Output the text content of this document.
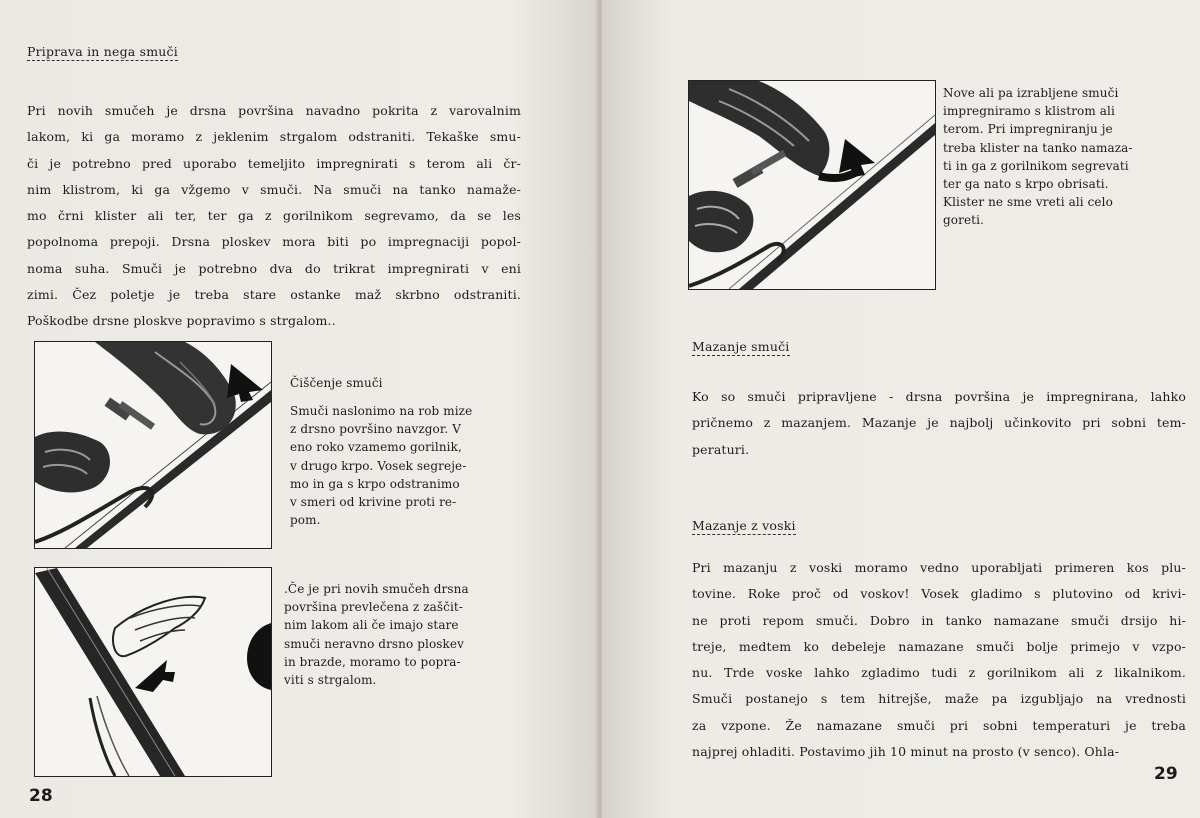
Priprava in nega smuči

Pri novih smučeh je drsna površina navadno pokrita z varovalnim

lakom, ki ga moramo z jeklenim strgalom odstraniti. Tekaške smu-

či je potrebno pred uporabo temeljito impregnirati s terom ali čr-

nim klistrom, ki ga vžgemo v smuči. Na smuči na tanko namaže-

mo črni klister ali ter, ter ga z gorilnikom segrevamo, da se les

popolnoma prepoji. Drsna ploskev mora biti po impregnaciji popol-

noma suha. Smuči je potrebno dva do trikrat impregnirati v eni

zimi. Čez poletje je treba stare ostanke maž skrbno odstraniti.

Poškodbe drsne ploskve popravimo s strgalom..

Čiščenje smuči
Smuči naslonimo na rob mize
z drsno površino navzgor. V
eno roko vzamemo gorilnik,
v drugo krpo. Vosek segreje-
mo in ga s krpo odstranimo
v smeri od krivine proti re-
pom.
.Če je pri novih smučeh drsna
površina prevlečena z zaščit-
nim lakom ali če imajo stare
smuči neravno drsno ploskev
in brazde, moramo to popra-
viti s strgalom.
28
Nove ali pa izrabljene smuči
impregniramo s klistrom ali
terom. Pri impregniranju je
treba klister na tanko namaza-
ti in ga z gorilnikom segrevati
ter ga nato s krpo obrisati.
Klister ne sme vreti ali celo
goreti.
Mazanje smuči

Ko so smuči pripravljene - drsna površina je impregnirana, lahko

pričnemo z mazanjem. Mazanje je najbolj učinkovito pri sobni tem-

peraturi.

Mazanje z voski

Pri mazanju z voski moramo vedno uporabljati primeren kos plu-

tovine. Roke proč od voskov! Vosek gladimo s plutovino od krivi-

ne proti repom smuči. Dobro in tanko namazane smuči drsijo hi-

treje, medtem ko debeleje namazane smuči bolje primejo v vzpo-

nu. Trde voske lahko zgladimo tudi z gorilnikom ali z likalnikom.

Smuči postanejo s tem hitrejše, maže pa izgubljajo na vrednosti

za vzpone. Že namazane smuči pri sobni temperaturi je treba

najprej ohladiti. Postavimo jih 10 minut na prosto (v senco). Ohla-

29
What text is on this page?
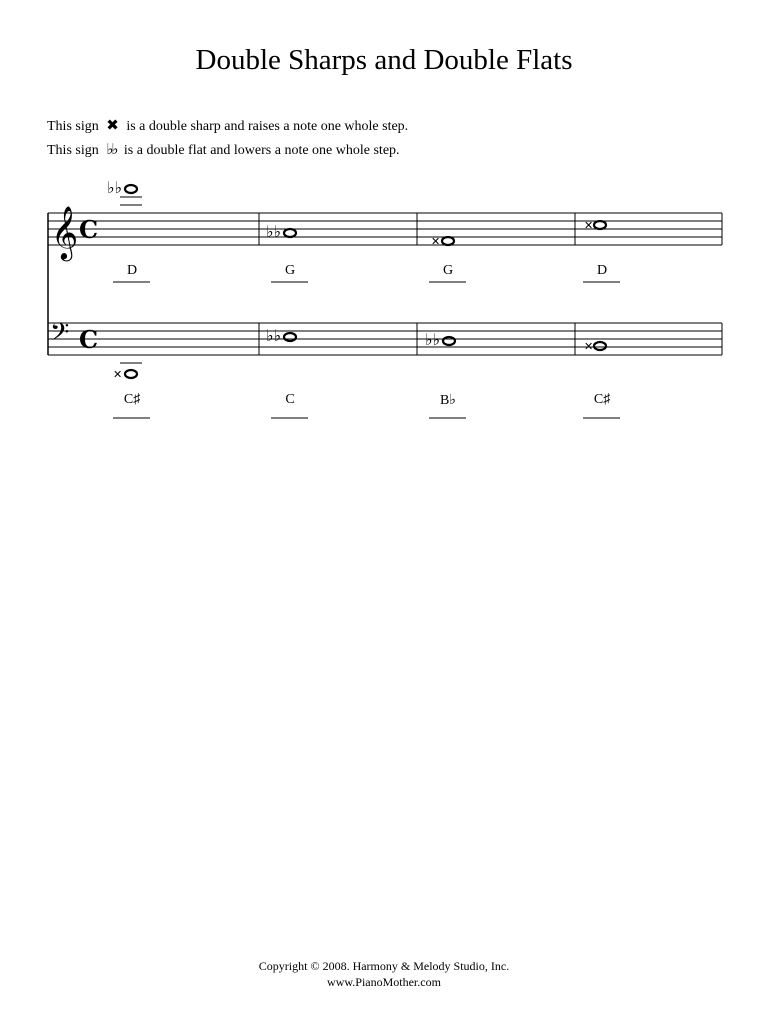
Double Sharps and Double Flats
This sign ✖ is a double sharp and raises a note one whole step.
This sign ♭♭ is a double flat and lowers a note one whole step.
𝄞 C
𝄢 C
♭♭
♭♭
✕
✕
✕
♭♭	♭♭	✕
D	G	G	D
C♯	C	B♭	C♯
Copyright © 2008. Harmony & Melody Studio, Inc.
www.PianoMother.com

• • • • •

### SET TASK
Leave out the pictures and print each record exactly as it stands.

### RESULT OF THE EXERCISE
Output the text content of this document.
Priprava in nega smuči

Pri novih smučeh je drsna površina navadno pokrita z varovalnim

lakom, ki ga moramo z jeklenim strgalom odstraniti. Tekaške smu-

či je potrebno pred uporabo temeljito impregnirati s terom ali čr-

nim klistrom, ki ga vžgemo v smuči. Na smuči na tanko namaže-

mo črni klister ali ter, ter ga z gorilnikom segrevamo, da se les

popolnoma prepoji. Drsna ploskev mora biti po impregnaciji popol-

noma suha. Smuči je potrebno dva do trikrat impregnirati v eni

zimi. Čez poletje je treba stare ostanke maž skrbno odstraniti.

Poškodbe drsne ploskve popravimo s strgalom..

Čiščenje smuči
Smuči naslonimo na rob mize
z drsno površino navzgor. V
eno roko vzamemo gorilnik,
v drugo krpo. Vosek segreje-
mo in ga s krpo odstranimo
v smeri od krivine proti re-
pom.
.Če je pri novih smučeh drsna
površina prevlečena z zaščit-
nim lakom ali če imajo stare
smuči neravno drsno ploskev
in brazde, moramo to popra-
viti s strgalom.
28
Nove ali pa izrabljene smuči
impregniramo s klistrom ali
terom. Pri impregniranju je
treba klister na tanko namaza-
ti in ga z gorilnikom segrevati
ter ga nato s krpo obrisati.
Klister ne sme vreti ali celo
goreti.
Mazanje smuči

Ko so smuči pripravljene - drsna površina je impregnirana, lahko

pričnemo z mazanjem. Mazanje je najbolj učinkovito pri sobni tem-

peraturi.

Mazanje z voski

Pri mazanju z voski moramo vedno uporabljati primeren kos plu-

tovine. Roke proč od voskov! Vosek gladimo s plutovino od krivi-

ne proti repom smuči. Dobro in tanko namazane smuči drsijo hi-

treje, medtem ko debeleje namazane smuči bolje primejo v vzpo-

nu. Trde voske lahko zgladimo tudi z gorilnikom ali z likalnikom.

Smuči postanejo s tem hitrejše, maže pa izgubljajo na vrednosti

za vzpone. Že namazane smuči pri sobni temperaturi je treba

najprej ohladiti. Postavimo jih 10 minut na prosto (v senco). Ohla-

29
What text is on this page?
Double Sharps and Double Flats
This sign ✖ is a double sharp and raises a note one whole step.
This sign ♭♭ is a double flat and lowers a note one whole step.
𝄞 C
𝄢 C
♭♭
♭♭
✕
✕
✕
♭♭	♭♭	✕
D	G	G	D
C♯	C	B♭	C♯
Copyright © 2008. Harmony & Melody Studio, Inc.
www.PianoMother.com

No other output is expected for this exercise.